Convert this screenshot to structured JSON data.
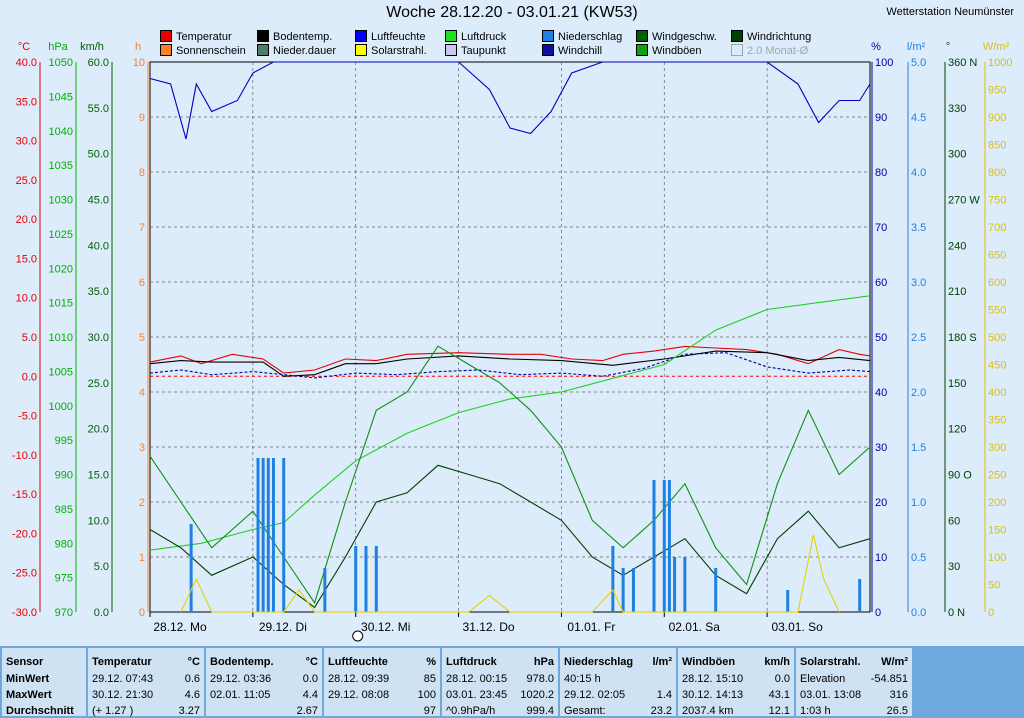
{
  "title": "Woche 28.12.20 - 03.01.21 (KW53)",
  "station": "Wetterstation Neumünster",
  "legend": [
    {
      "label": "Temperatur",
      "color": "#e60000"
    },
    {
      "label": "Sonnenschein",
      "color": "#ff7f27"
    },
    {
      "label": "Bodentemp.",
      "color": "#000000"
    },
    {
      "label": "Nieder.dauer",
      "color": "#4e7c6a"
    },
    {
      "label": "Luftfeuchte",
      "color": "#0000ff"
    },
    {
      "label": "Solarstrahl.",
      "color": "#ffff00"
    },
    {
      "label": "Luftdruck",
      "color": "#20e020"
    },
    {
      "label": "Taupunkt",
      "color": "#c8c8f0"
    },
    {
      "label": "Niederschlag",
      "color": "#2080e0"
    },
    {
      "label": "Windchill",
      "color": "#1010a0"
    },
    {
      "label": "Windgeschw.",
      "color": "#006000"
    },
    {
      "label": "Windböen",
      "color": "#10a010"
    },
    {
      "label": "Windrichtung",
      "color": "#004000"
    },
    {
      "label": "2.0 Monat-Ø",
      "color": "#aaaaaa",
      "dim": true
    }
  ],
  "axes": {
    "temp": {
      "unit": "°C",
      "color": "#e60000",
      "ticks": [
        "40.0",
        "35.0",
        "30.0",
        "25.0",
        "20.0",
        "15.0",
        "10.0",
        "5.0",
        "0.0",
        "-5.0",
        "-10.0",
        "-15.0",
        "-20.0",
        "-25.0",
        "-30.0"
      ]
    },
    "pressure": {
      "unit": "hPa",
      "color": "#00b000",
      "ticks": [
        "1050",
        "1045",
        "1040",
        "1035",
        "1030",
        "1025",
        "1020",
        "1015",
        "1010",
        "1005",
        "1000",
        "995",
        "990",
        "985",
        "980",
        "975",
        "970"
      ]
    },
    "wind": {
      "unit": "km/h",
      "color": "#006000",
      "ticks": [
        "60.0",
        "55.0",
        "50.0",
        "45.0",
        "40.0",
        "35.0",
        "30.0",
        "25.0",
        "20.0",
        "15.0",
        "10.0",
        "5.0",
        "0.0"
      ]
    },
    "hours": {
      "unit": "h",
      "color": "#ff7f27",
      "ticks": [
        "10",
        "9",
        "8",
        "7",
        "6",
        "5",
        "4",
        "3",
        "2",
        "1",
        "0"
      ]
    },
    "humidity": {
      "unit": "%",
      "color": "#0000a0",
      "ticks": [
        "100",
        "90",
        "80",
        "70",
        "60",
        "50",
        "40",
        "30",
        "20",
        "10",
        "0"
      ]
    },
    "rain": {
      "unit": "l/m²",
      "color": "#2080e0",
      "ticks": [
        "5.0",
        "4.5",
        "4.0",
        "3.5",
        "3.0",
        "2.5",
        "2.0",
        "1.5",
        "1.0",
        "0.5",
        "0.0"
      ]
    },
    "dir": {
      "unit": "°",
      "color": "#004000",
      "ticks": [
        "360 N",
        "330",
        "300",
        "270 W",
        "240",
        "210",
        "180 S",
        "150",
        "120",
        "90 O",
        "60",
        "30",
        "0 N"
      ]
    },
    "solar": {
      "unit": "W/m²",
      "color": "#e0c000",
      "ticks": [
        "1000",
        "950",
        "900",
        "850",
        "800",
        "750",
        "700",
        "650",
        "600",
        "550",
        "500",
        "450",
        "400",
        "350",
        "300",
        "250",
        "200",
        "150",
        "100",
        "50",
        "0"
      ]
    }
  },
  "chart_data": {
    "type": "line",
    "title": "Woche 28.12.20 - 03.01.21 (KW53)",
    "x_labels": [
      "28.12. Mo",
      "29.12. Di",
      "30.12. Mi",
      "31.12. Do",
      "01.01. Fr",
      "02.01. Sa",
      "03.01. So"
    ],
    "x_range_days": [
      0,
      7
    ],
    "series": [
      {
        "name": "Temperatur",
        "unit": "°C",
        "x": [
          0,
          0.3,
          0.5,
          0.8,
          1.1,
          1.3,
          1.6,
          1.9,
          2.2,
          2.5,
          3,
          3.5,
          3.8,
          4.1,
          4.4,
          4.6,
          4.9,
          5.2,
          5.5,
          5.8,
          6.1,
          6.4,
          6.7,
          6.9,
          7
        ],
        "y": [
          1.8,
          2.6,
          1.6,
          2.8,
          2.2,
          0.4,
          0.8,
          2.2,
          2.0,
          2.8,
          3.0,
          2.8,
          2.8,
          2.2,
          2.0,
          2.8,
          3.2,
          3.8,
          3.6,
          3.4,
          2.8,
          1.6,
          3.4,
          2.8,
          2.6
        ]
      },
      {
        "name": "Bodentemp.",
        "unit": "°C",
        "x": [
          0,
          0.3,
          0.6,
          1.1,
          1.3,
          1.6,
          1.9,
          2.2,
          2.5,
          3,
          3.5,
          4,
          4.5,
          5,
          5.5,
          6,
          6.4,
          6.7,
          7
        ],
        "y": [
          1.6,
          2.0,
          1.8,
          1.8,
          0.0,
          0.2,
          1.6,
          1.6,
          2.2,
          2.6,
          2.2,
          2.0,
          1.4,
          2.2,
          3.2,
          3.0,
          2.0,
          2.4,
          2.0
        ]
      },
      {
        "name": "Taupunkt",
        "unit": "°C",
        "x": [
          0,
          0.3,
          0.6,
          1.0,
          1.3,
          1.6,
          2,
          2.4,
          2.8,
          3.2,
          3.6,
          4,
          4.4,
          4.8,
          5.2,
          5.6,
          6,
          6.4,
          6.8,
          7
        ],
        "y": [
          0.4,
          0.8,
          0.2,
          0.6,
          0.2,
          -0.2,
          0.4,
          0.2,
          0.6,
          0.8,
          0.2,
          0.4,
          0.0,
          1.0,
          2.8,
          3.0,
          1.2,
          0.4,
          0.8,
          0.6
        ]
      },
      {
        "name": "Luftfeuchte",
        "unit": "%",
        "x": [
          0,
          0.2,
          0.35,
          0.45,
          0.6,
          0.85,
          1.0,
          1.2,
          1.5,
          2,
          2.5,
          3,
          3.3,
          3.5,
          3.7,
          3.9,
          4.1,
          4.4,
          4.6,
          5,
          5.5,
          6,
          6.3,
          6.5,
          6.7,
          6.9,
          7
        ],
        "y": [
          97,
          96,
          86,
          96,
          91,
          93,
          98,
          100,
          100,
          100,
          100,
          100,
          95,
          88,
          87,
          91,
          98,
          100,
          100,
          100,
          100,
          100,
          96,
          89,
          93,
          93,
          96
        ]
      },
      {
        "name": "Luftdruck",
        "unit": "hPa",
        "x": [
          0,
          0.5,
          1,
          1.3,
          1.6,
          2,
          2.5,
          3,
          3.5,
          4,
          4.5,
          5,
          5.5,
          6,
          6.5,
          7
        ],
        "y": [
          979,
          980,
          982,
          983,
          987,
          992,
          996,
          999,
          1001,
          1002,
          1004,
          1006,
          1011,
          1014,
          1015,
          1016
        ]
      },
      {
        "name": "Windgeschw.",
        "unit": "km/h",
        "x": [
          0,
          0.3,
          0.6,
          1,
          1.3,
          1.6,
          1.9,
          2.2,
          2.5,
          2.8,
          3.1,
          3.4,
          3.7,
          4,
          4.3,
          4.6,
          4.9,
          5.2,
          5.5,
          5.8,
          6.1,
          6.4,
          6.7,
          7
        ],
        "y": [
          9,
          7,
          4,
          6,
          3,
          0.5,
          6,
          12,
          13,
          16,
          15,
          14,
          12,
          10,
          6,
          4,
          6,
          8,
          4,
          2,
          8,
          11,
          7,
          8
        ]
      },
      {
        "name": "Windböen",
        "unit": "km/h",
        "x": [
          0,
          0.3,
          0.6,
          1,
          1.3,
          1.6,
          1.9,
          2.2,
          2.5,
          2.8,
          3.1,
          3.4,
          3.7,
          4,
          4.3,
          4.6,
          4.9,
          5.2,
          5.5,
          5.8,
          6.1,
          6.4,
          6.7,
          7
        ],
        "y": [
          17,
          12,
          7,
          11,
          6,
          1,
          12,
          22,
          24,
          29,
          27,
          25,
          22,
          18,
          10,
          7,
          10,
          14,
          7,
          3,
          14,
          22,
          15,
          18
        ]
      },
      {
        "name": "Niederschlag",
        "unit": "l/m²",
        "type": "bar",
        "x": [
          0.4,
          1.05,
          1.1,
          1.15,
          1.2,
          1.3,
          1.7,
          2,
          2.1,
          2.2,
          4.5,
          4.6,
          4.7,
          4.9,
          5,
          5.05,
          5.1,
          5.2,
          5.5,
          6.2,
          6.9
        ],
        "y": [
          0.8,
          1.4,
          1.4,
          1.4,
          1.4,
          1.4,
          0.4,
          0.6,
          0.6,
          0.6,
          0.6,
          0.4,
          0.4,
          1.2,
          1.2,
          1.2,
          0.5,
          0.5,
          0.4,
          0.2,
          0.3
        ]
      },
      {
        "name": "Solarstrahl.",
        "unit": "W/m²",
        "x": [
          0.3,
          0.45,
          0.6,
          1.3,
          1.45,
          1.6,
          3.1,
          3.3,
          3.5,
          4.3,
          4.5,
          4.6,
          6.3,
          6.45,
          6.55,
          6.7
        ],
        "y": [
          0,
          60,
          0,
          0,
          40,
          0,
          0,
          30,
          0,
          0,
          40,
          0,
          0,
          140,
          60,
          0
        ]
      }
    ],
    "ylim_temp": [
      -30,
      40
    ],
    "ylim_pressure": [
      970,
      1050
    ],
    "ylim_wind": [
      0,
      60
    ],
    "ylim_humidity": [
      0,
      100
    ],
    "ylim_rain": [
      0,
      5
    ],
    "ylim_dir": [
      0,
      360
    ],
    "ylim_solar": [
      0,
      1000
    ],
    "grid": true
  },
  "stats": {
    "sensor": [
      "Sensor",
      "MinWert",
      "MaxWert",
      "Durchschnitt"
    ],
    "temperature": {
      "title": "Temperatur",
      "unit": "°C",
      "rows": [
        [
          "29.12.  07:43",
          "0.6"
        ],
        [
          "30.12.  21:30",
          "4.6"
        ],
        [
          "(+ 1.27 )",
          "3.27"
        ]
      ]
    },
    "soil": {
      "title": "Bodentemp.",
      "unit": "°C",
      "rows": [
        [
          "29.12.  03:36",
          "0.0"
        ],
        [
          "02.01.  11:05",
          "4.4"
        ],
        [
          "",
          "2.67"
        ]
      ]
    },
    "humidity": {
      "title": "Luftfeuchte",
      "unit": "%",
      "rows": [
        [
          "28.12.  09:39",
          "85"
        ],
        [
          "29.12.  08:08",
          "100"
        ],
        [
          "",
          "97"
        ]
      ]
    },
    "pressure": {
      "title": "Luftdruck",
      "unit": "hPa",
      "rows": [
        [
          "28.12.  00:15",
          "978.0"
        ],
        [
          "03.01.  23:45",
          "1020.2"
        ],
        [
          "^0.9hPa/h",
          "999.4"
        ]
      ]
    },
    "rain": {
      "title": "Niederschlag",
      "unit": "l/m²",
      "rows": [
        [
          "40:15 h",
          ""
        ],
        [
          "29.12.  02:05",
          "1.4"
        ],
        [
          "Gesamt:",
          "23.2"
        ]
      ]
    },
    "gust": {
      "title": "Windböen",
      "unit": "km/h",
      "rows": [
        [
          "28.12.  15:10",
          "0.0"
        ],
        [
          "30.12.  14:13",
          "43.1"
        ],
        [
          "2037.4 km",
          "12.1"
        ]
      ]
    },
    "solar": {
      "title": "Solarstrahl.",
      "unit": "W/m²",
      "rows": [
        [
          "Elevation",
          "-54.851"
        ],
        [
          "03.01.  13:08",
          "316"
        ],
        [
          "1:03 h",
          "26.5"
        ]
      ]
    }
  }
}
####################
> What the exercise asks
Select, from the listing, all lines that include the word "Solarstrahl".

> Correct result
      "label": "Solarstrahl.",
        "name": "Solarstrahl.",
      "title": "Solarstrahl.",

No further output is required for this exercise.